— Directions for this task —
Leaving out every picture, quote the data below exactly as it appears.

— Entries shown —
◇ ◇ ◇

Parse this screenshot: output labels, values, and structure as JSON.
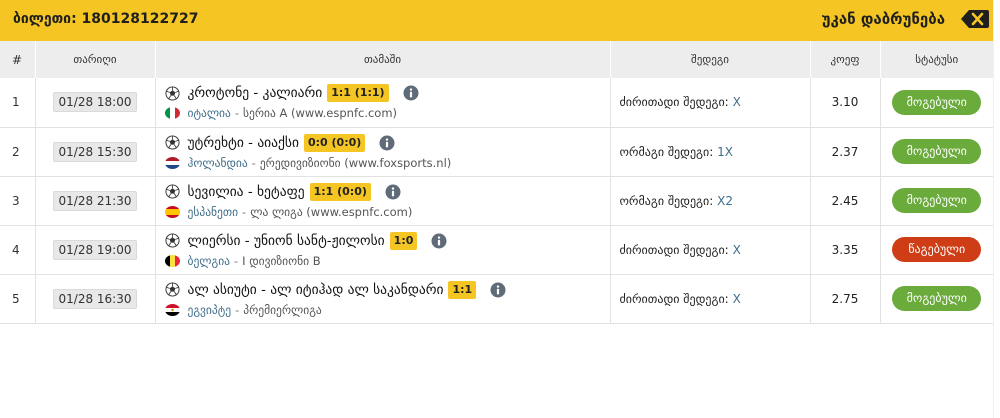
{
  "header": {
    "ticket_label": "ბილეთი:",
    "ticket_number": "180128122727",
    "back_label": "უკან დაბრუნება",
    "back_icon": "backspace-icon"
  },
  "table": {
    "columns": [
      "#",
      "თარიღი",
      "თამაში",
      "შედეგი",
      "კოეფ",
      "სტატუსი"
    ],
    "rows": [
      {
        "num": "1",
        "date": "01/28 18:00",
        "match": "კროტონე - კალიარი",
        "score": "1:1 (1:1)",
        "country": "იტალია",
        "league": "სერია A (www.espnfc.com)",
        "flag": "italy",
        "result_label": "ძირითადი შედეგი:",
        "pick": "X",
        "odds": "3.10",
        "status": "მოგებული",
        "status_type": "won"
      },
      {
        "num": "2",
        "date": "01/28 15:30",
        "match": "უტრეხტი - აიაქსი",
        "score": "0:0 (0:0)",
        "country": "ჰოლანდია",
        "league": "ერედივიზიონი (www.foxsports.nl)",
        "flag": "netherlands",
        "result_label": "ორმაგი შედეგი:",
        "pick": "1X",
        "odds": "2.37",
        "status": "მოგებული",
        "status_type": "won"
      },
      {
        "num": "3",
        "date": "01/28 21:30",
        "match": "სევილია - ხეტაფე",
        "score": "1:1 (0:0)",
        "country": "ესპანეთი",
        "league": "ლა ლიგა (www.espnfc.com)",
        "flag": "spain",
        "result_label": "ორმაგი შედეგი:",
        "pick": "X2",
        "odds": "2.45",
        "status": "მოგებული",
        "status_type": "won"
      },
      {
        "num": "4",
        "date": "01/28 19:00",
        "match": "ლიერსი - უნიონ სანტ-ჟილოსი",
        "score": "1:0",
        "country": "ბელგია",
        "league": "I დივიზიონი B",
        "flag": "belgium",
        "result_label": "ძირითადი შედეგი:",
        "pick": "X",
        "odds": "3.35",
        "status": "წაგებული",
        "status_type": "lost"
      },
      {
        "num": "5",
        "date": "01/28 16:30",
        "match": "ალ ასიუტი - ალ იტიჰად ალ საკანდარი",
        "score": "1:1",
        "country": "ეგვიპტე",
        "league": "პრემიერლიგა",
        "flag": "egypt",
        "result_label": "ძირითადი შედეგი:",
        "pick": "X",
        "odds": "2.75",
        "status": "მოგებული",
        "status_type": "won"
      }
    ]
  },
  "colors": {
    "accent": "#f5c623",
    "won": "#6aab3c",
    "lost": "#cf3d17",
    "link": "#3f6e8a",
    "header_bg": "#ededed"
  }
}
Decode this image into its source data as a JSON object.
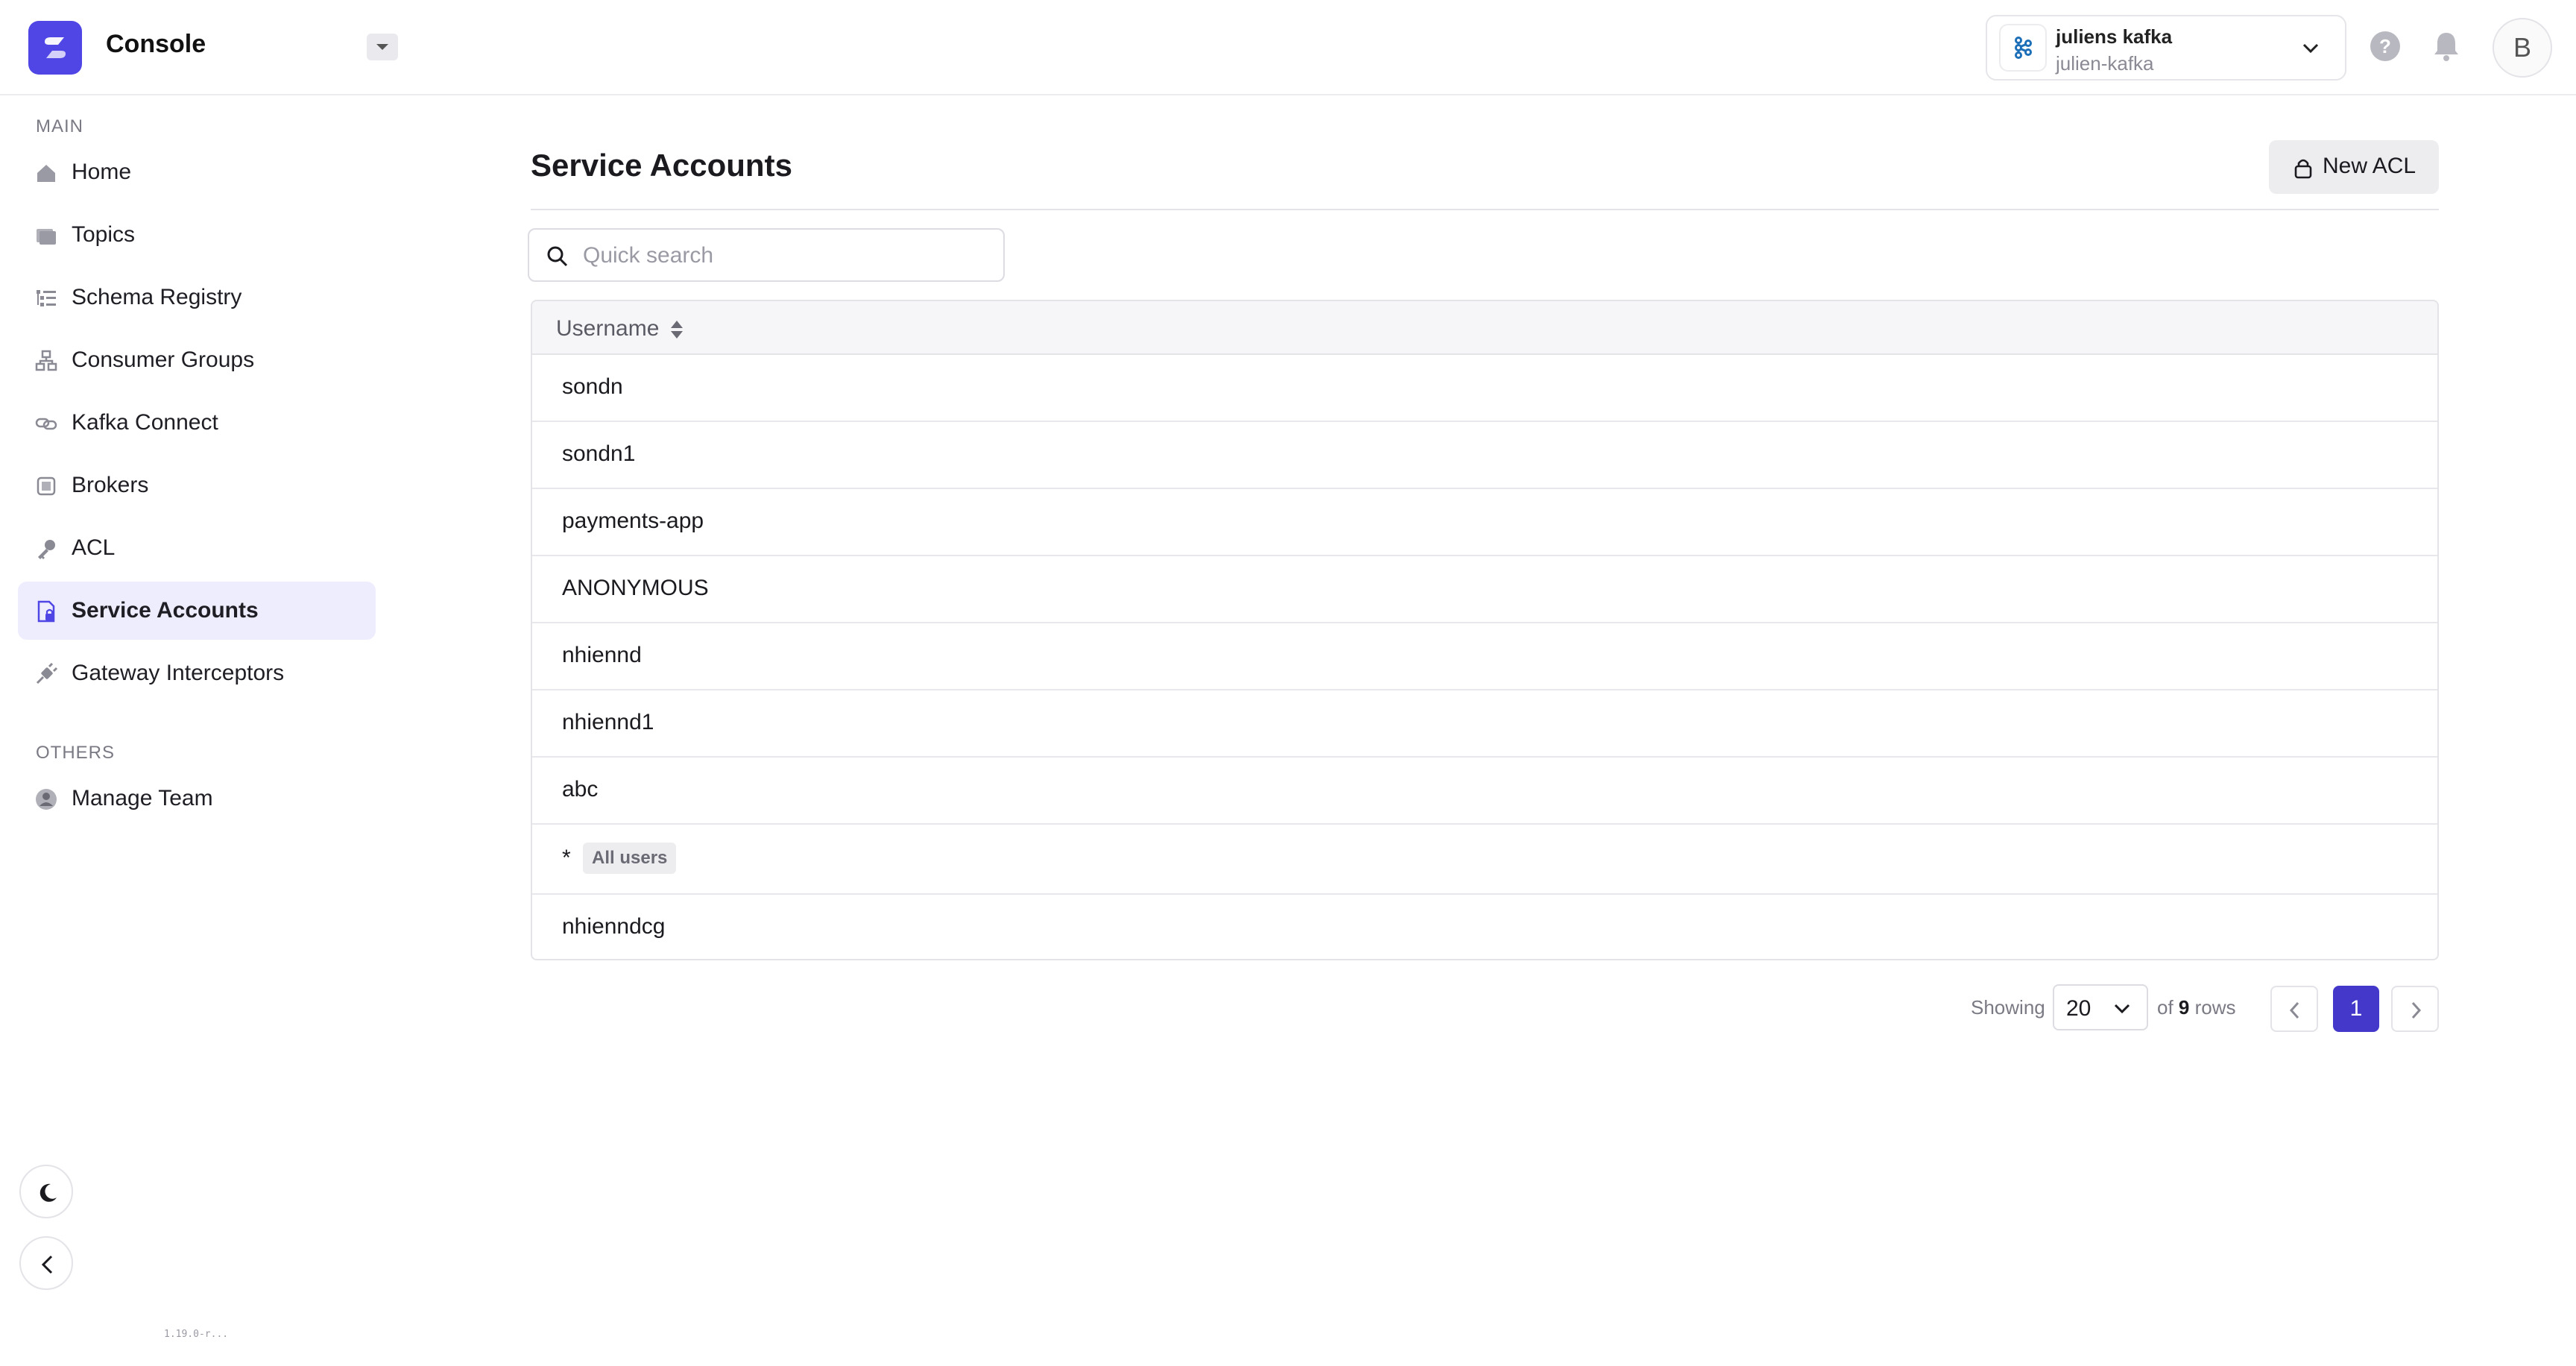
{
  "app": {
    "title": "Console"
  },
  "cluster": {
    "name": "juliens kafka",
    "id": "julien-kafka"
  },
  "user": {
    "initial": "B"
  },
  "sidebar": {
    "main_label": "MAIN",
    "others_label": "OTHERS",
    "items": [
      {
        "label": "Home",
        "icon": "home-icon"
      },
      {
        "label": "Topics",
        "icon": "topics-icon"
      },
      {
        "label": "Schema Registry",
        "icon": "schema-registry-icon"
      },
      {
        "label": "Consumer Groups",
        "icon": "consumer-groups-icon"
      },
      {
        "label": "Kafka Connect",
        "icon": "kafka-connect-icon"
      },
      {
        "label": "Brokers",
        "icon": "brokers-icon"
      },
      {
        "label": "ACL",
        "icon": "key-icon"
      },
      {
        "label": "Service Accounts",
        "icon": "service-accounts-icon",
        "active": true
      },
      {
        "label": "Gateway Interceptors",
        "icon": "plug-icon"
      }
    ],
    "others": [
      {
        "label": "Manage Team",
        "icon": "user-circle-icon"
      }
    ],
    "version": "1.19.0-r..."
  },
  "main": {
    "title": "Service Accounts",
    "new_acl_label": "New ACL",
    "search": {
      "placeholder": "Quick search",
      "value": ""
    },
    "table": {
      "column": "Username",
      "rows": [
        {
          "username": "sondn"
        },
        {
          "username": "sondn1"
        },
        {
          "username": "payments-app"
        },
        {
          "username": "ANONYMOUS"
        },
        {
          "username": "nhiennd"
        },
        {
          "username": "nhiennd1"
        },
        {
          "username": "abc"
        },
        {
          "username": "*",
          "tag": "All users"
        },
        {
          "username": "nhienndcg"
        }
      ]
    },
    "pagination": {
      "showing_label": "Showing",
      "page_size": "20",
      "of_label": "of",
      "total": "9",
      "rows_label": "rows",
      "current_page": "1"
    }
  },
  "colors": {
    "accent": "#4f46e5",
    "active_bg": "#eeedfd",
    "page_current": "#4338ca"
  }
}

◇ ◇ ◇

— Complete answer —
Parse this screenshot: output labels, values, and structure as JSON.
{
  "header": {
    "ticket_label": "ბილეთი:",
    "ticket_number": "180128122727",
    "back_label": "უკან დაბრუნება",
    "back_icon": "backspace-icon"
  },
  "table": {
    "columns": [
      "#",
      "თარიღი",
      "თამაში",
      "შედეგი",
      "კოეფ",
      "სტატუსი"
    ],
    "rows": [
      {
        "num": "1",
        "date": "01/28 18:00",
        "match": "კროტონე - კალიარი",
        "score": "1:1 (1:1)",
        "country": "იტალია",
        "league": "სერია A (www.espnfc.com)",
        "flag": "italy",
        "result_label": "ძირითადი შედეგი:",
        "pick": "X",
        "odds": "3.10",
        "status": "მოგებული",
        "status_type": "won"
      },
      {
        "num": "2",
        "date": "01/28 15:30",
        "match": "უტრეხტი - აიაქსი",
        "score": "0:0 (0:0)",
        "country": "ჰოლანდია",
        "league": "ერედივიზიონი (www.foxsports.nl)",
        "flag": "netherlands",
        "result_label": "ორმაგი შედეგი:",
        "pick": "1X",
        "odds": "2.37",
        "status": "მოგებული",
        "status_type": "won"
      },
      {
        "num": "3",
        "date": "01/28 21:30",
        "match": "სევილია - ხეტაფე",
        "score": "1:1 (0:0)",
        "country": "ესპანეთი",
        "league": "ლა ლიგა (www.espnfc.com)",
        "flag": "spain",
        "result_label": "ორმაგი შედეგი:",
        "pick": "X2",
        "odds": "2.45",
        "status": "მოგებული",
        "status_type": "won"
      },
      {
        "num": "4",
        "date": "01/28 19:00",
        "match": "ლიერსი - უნიონ სანტ-ჟილოსი",
        "score": "1:0",
        "country": "ბელგია",
        "league": "I დივიზიონი B",
        "flag": "belgium",
        "result_label": "ძირითადი შედეგი:",
        "pick": "X",
        "odds": "3.35",
        "status": "წაგებული",
        "status_type": "lost"
      },
      {
        "num": "5",
        "date": "01/28 16:30",
        "match": "ალ ასიუტი - ალ იტიჰად ალ საკანდარი",
        "score": "1:1",
        "country": "ეგვიპტე",
        "league": "პრემიერლიგა",
        "flag": "egypt",
        "result_label": "ძირითადი შედეგი:",
        "pick": "X",
        "odds": "2.75",
        "status": "მოგებული",
        "status_type": "won"
      }
    ]
  },
  "colors": {
    "accent": "#f5c623",
    "won": "#6aab3c",
    "lost": "#cf3d17",
    "link": "#3f6e8a",
    "header_bg": "#ededed"
  }
}
Decode this image into its source data as a JSON object.
{
  "app": {
    "title": "Console"
  },
  "cluster": {
    "name": "juliens kafka",
    "id": "julien-kafka"
  },
  "user": {
    "initial": "B"
  },
  "sidebar": {
    "main_label": "MAIN",
    "others_label": "OTHERS",
    "items": [
      {
        "label": "Home",
        "icon": "home-icon"
      },
      {
        "label": "Topics",
        "icon": "topics-icon"
      },
      {
        "label": "Schema Registry",
        "icon": "schema-registry-icon"
      },
      {
        "label": "Consumer Groups",
        "icon": "consumer-groups-icon"
      },
      {
        "label": "Kafka Connect",
        "icon": "kafka-connect-icon"
      },
      {
        "label": "Brokers",
        "icon": "brokers-icon"
      },
      {
        "label": "ACL",
        "icon": "key-icon"
      },
      {
        "label": "Service Accounts",
        "icon": "service-accounts-icon",
        "active": true
      },
      {
        "label": "Gateway Interceptors",
        "icon": "plug-icon"
      }
    ],
    "others": [
      {
        "label": "Manage Team",
        "icon": "user-circle-icon"
      }
    ],
    "version": "1.19.0-r..."
  },
  "main": {
    "title": "Service Accounts",
    "new_acl_label": "New ACL",
    "search": {
      "placeholder": "Quick search",
      "value": ""
    },
    "table": {
      "column": "Username",
      "rows": [
        {
          "username": "sondn"
        },
        {
          "username": "sondn1"
        },
        {
          "username": "payments-app"
        },
        {
          "username": "ANONYMOUS"
        },
        {
          "username": "nhiennd"
        },
        {
          "username": "nhiennd1"
        },
        {
          "username": "abc"
        },
        {
          "username": "*",
          "tag": "All users"
        },
        {
          "username": "nhienndcg"
        }
      ]
    },
    "pagination": {
      "showing_label": "Showing",
      "page_size": "20",
      "of_label": "of",
      "total": "9",
      "rows_label": "rows",
      "current_page": "1"
    }
  },
  "colors": {
    "accent": "#4f46e5",
    "active_bg": "#eeedfd",
    "page_current": "#4338ca"
  }
}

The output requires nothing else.